MATERIAL PROVIDED -
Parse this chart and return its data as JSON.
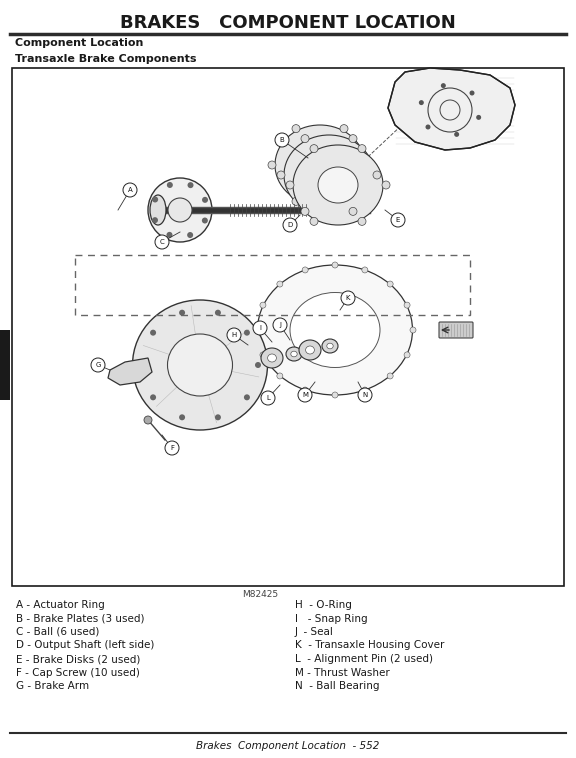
{
  "title": "BRAKES   COMPONENT LOCATION",
  "section_label": "Component Location",
  "subsection_label": "Transaxle Brake Components",
  "image_label": "M82425",
  "footer_text": "Brakes  Component Location  - 552",
  "legend_left": [
    "A - Actuator Ring",
    "B - Brake Plates (3 used)",
    "C - Ball (6 used)",
    "D - Output Shaft (left side)",
    "E - Brake Disks (2 used)",
    "F - Cap Screw (10 used)",
    "G - Brake Arm"
  ],
  "legend_right": [
    "H  - O-Ring",
    "I   - Snap Ring",
    "J  - Seal",
    "K  - Transaxle Housing Cover",
    "L  - Alignment Pin (2 used)",
    "M - Thrust Washer",
    "N  - Ball Bearing"
  ],
  "bg_color": "#ffffff",
  "title_color": "#1a1a1a",
  "text_color": "#1a1a1a",
  "border_color": "#1a1a1a",
  "line_color": "#2c2c2c",
  "diagram_bg": "#ffffff",
  "tab_color": "#1a1a1a"
}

PROBLEM DETAILS - What is the number of lines above that hold the string "used"? Answer with that number alone.

ANSWER TO THE EXERCISE - 5